What to do ▸ Copy the data word for word, keeping every line.

Excerpts from a figure dataset ▸
______________________________

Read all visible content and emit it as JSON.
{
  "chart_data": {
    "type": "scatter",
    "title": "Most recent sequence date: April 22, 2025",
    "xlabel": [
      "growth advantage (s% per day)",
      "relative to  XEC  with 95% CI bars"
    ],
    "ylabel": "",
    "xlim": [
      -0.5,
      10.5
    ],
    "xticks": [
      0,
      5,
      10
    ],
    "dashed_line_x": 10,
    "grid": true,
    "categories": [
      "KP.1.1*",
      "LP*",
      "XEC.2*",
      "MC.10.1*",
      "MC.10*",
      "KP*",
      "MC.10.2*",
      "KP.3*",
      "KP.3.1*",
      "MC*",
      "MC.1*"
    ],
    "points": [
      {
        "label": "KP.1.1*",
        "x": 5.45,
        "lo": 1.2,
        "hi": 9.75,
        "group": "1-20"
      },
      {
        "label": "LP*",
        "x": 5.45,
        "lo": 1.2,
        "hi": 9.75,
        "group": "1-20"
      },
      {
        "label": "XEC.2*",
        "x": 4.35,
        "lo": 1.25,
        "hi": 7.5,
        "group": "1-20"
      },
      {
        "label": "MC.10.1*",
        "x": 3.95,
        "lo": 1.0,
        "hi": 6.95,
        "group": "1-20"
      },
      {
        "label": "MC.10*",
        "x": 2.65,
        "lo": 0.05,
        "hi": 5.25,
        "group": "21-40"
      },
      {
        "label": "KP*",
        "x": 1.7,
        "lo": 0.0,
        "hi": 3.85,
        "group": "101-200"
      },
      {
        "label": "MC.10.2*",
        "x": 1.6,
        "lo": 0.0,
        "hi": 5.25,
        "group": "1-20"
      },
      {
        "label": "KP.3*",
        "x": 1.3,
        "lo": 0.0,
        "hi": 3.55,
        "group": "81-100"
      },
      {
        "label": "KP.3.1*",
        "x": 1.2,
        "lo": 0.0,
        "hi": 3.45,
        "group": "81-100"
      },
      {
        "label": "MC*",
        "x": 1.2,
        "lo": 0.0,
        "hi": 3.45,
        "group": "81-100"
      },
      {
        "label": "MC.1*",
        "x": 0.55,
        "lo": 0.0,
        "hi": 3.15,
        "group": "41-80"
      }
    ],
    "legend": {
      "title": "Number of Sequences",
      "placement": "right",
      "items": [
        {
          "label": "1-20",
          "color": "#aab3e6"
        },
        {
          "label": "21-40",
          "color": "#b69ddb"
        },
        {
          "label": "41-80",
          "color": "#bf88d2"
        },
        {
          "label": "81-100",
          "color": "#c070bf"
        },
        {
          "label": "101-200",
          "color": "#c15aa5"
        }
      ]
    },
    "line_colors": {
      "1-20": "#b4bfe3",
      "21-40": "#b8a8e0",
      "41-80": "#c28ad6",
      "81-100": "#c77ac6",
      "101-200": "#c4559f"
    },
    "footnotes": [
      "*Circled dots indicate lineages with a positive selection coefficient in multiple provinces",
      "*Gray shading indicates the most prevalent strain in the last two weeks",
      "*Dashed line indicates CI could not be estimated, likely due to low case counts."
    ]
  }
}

______________________________

Result below ▸
Read all visible content and emit it as JSON.
{
  "chart_data": {
    "type": "scatter",
    "title": "Most recent sequence date: April 22, 2025",
    "xlabel": [
      "growth advantage (s% per day)",
      "relative to  XEC  with 95% CI bars"
    ],
    "ylabel": "",
    "xlim": [
      -0.5,
      10.5
    ],
    "xticks": [
      0,
      5,
      10
    ],
    "dashed_line_x": 10,
    "grid": true,
    "categories": [
      "KP.1.1*",
      "LP*",
      "XEC.2*",
      "MC.10.1*",
      "MC.10*",
      "KP*",
      "MC.10.2*",
      "KP.3*",
      "KP.3.1*",
      "MC*",
      "MC.1*"
    ],
    "points": [
      {
        "label": "KP.1.1*",
        "x": 5.45,
        "lo": 1.2,
        "hi": 9.75,
        "group": "1-20"
      },
      {
        "label": "LP*",
        "x": 5.45,
        "lo": 1.2,
        "hi": 9.75,
        "group": "1-20"
      },
      {
        "label": "XEC.2*",
        "x": 4.35,
        "lo": 1.25,
        "hi": 7.5,
        "group": "1-20"
      },
      {
        "label": "MC.10.1*",
        "x": 3.95,
        "lo": 1.0,
        "hi": 6.95,
        "group": "1-20"
      },
      {
        "label": "MC.10*",
        "x": 2.65,
        "lo": 0.05,
        "hi": 5.25,
        "group": "21-40"
      },
      {
        "label": "KP*",
        "x": 1.7,
        "lo": 0.0,
        "hi": 3.85,
        "group": "101-200"
      },
      {
        "label": "MC.10.2*",
        "x": 1.6,
        "lo": 0.0,
        "hi": 5.25,
        "group": "1-20"
      },
      {
        "label": "KP.3*",
        "x": 1.3,
        "lo": 0.0,
        "hi": 3.55,
        "group": "81-100"
      },
      {
        "label": "KP.3.1*",
        "x": 1.2,
        "lo": 0.0,
        "hi": 3.45,
        "group": "81-100"
      },
      {
        "label": "MC*",
        "x": 1.2,
        "lo": 0.0,
        "hi": 3.45,
        "group": "81-100"
      },
      {
        "label": "MC.1*",
        "x": 0.55,
        "lo": 0.0,
        "hi": 3.15,
        "group": "41-80"
      }
    ],
    "legend": {
      "title": "Number of Sequences",
      "placement": "right",
      "items": [
        {
          "label": "1-20",
          "color": "#aab3e6"
        },
        {
          "label": "21-40",
          "color": "#b69ddb"
        },
        {
          "label": "41-80",
          "color": "#bf88d2"
        },
        {
          "label": "81-100",
          "color": "#c070bf"
        },
        {
          "label": "101-200",
          "color": "#c15aa5"
        }
      ]
    },
    "line_colors": {
      "1-20": "#b4bfe3",
      "21-40": "#b8a8e0",
      "41-80": "#c28ad6",
      "81-100": "#c77ac6",
      "101-200": "#c4559f"
    },
    "footnotes": [
      "*Circled dots indicate lineages with a positive selection coefficient in multiple provinces",
      "*Gray shading indicates the most prevalent strain in the last two weeks",
      "*Dashed line indicates CI could not be estimated, likely due to low case counts."
    ]
  }
}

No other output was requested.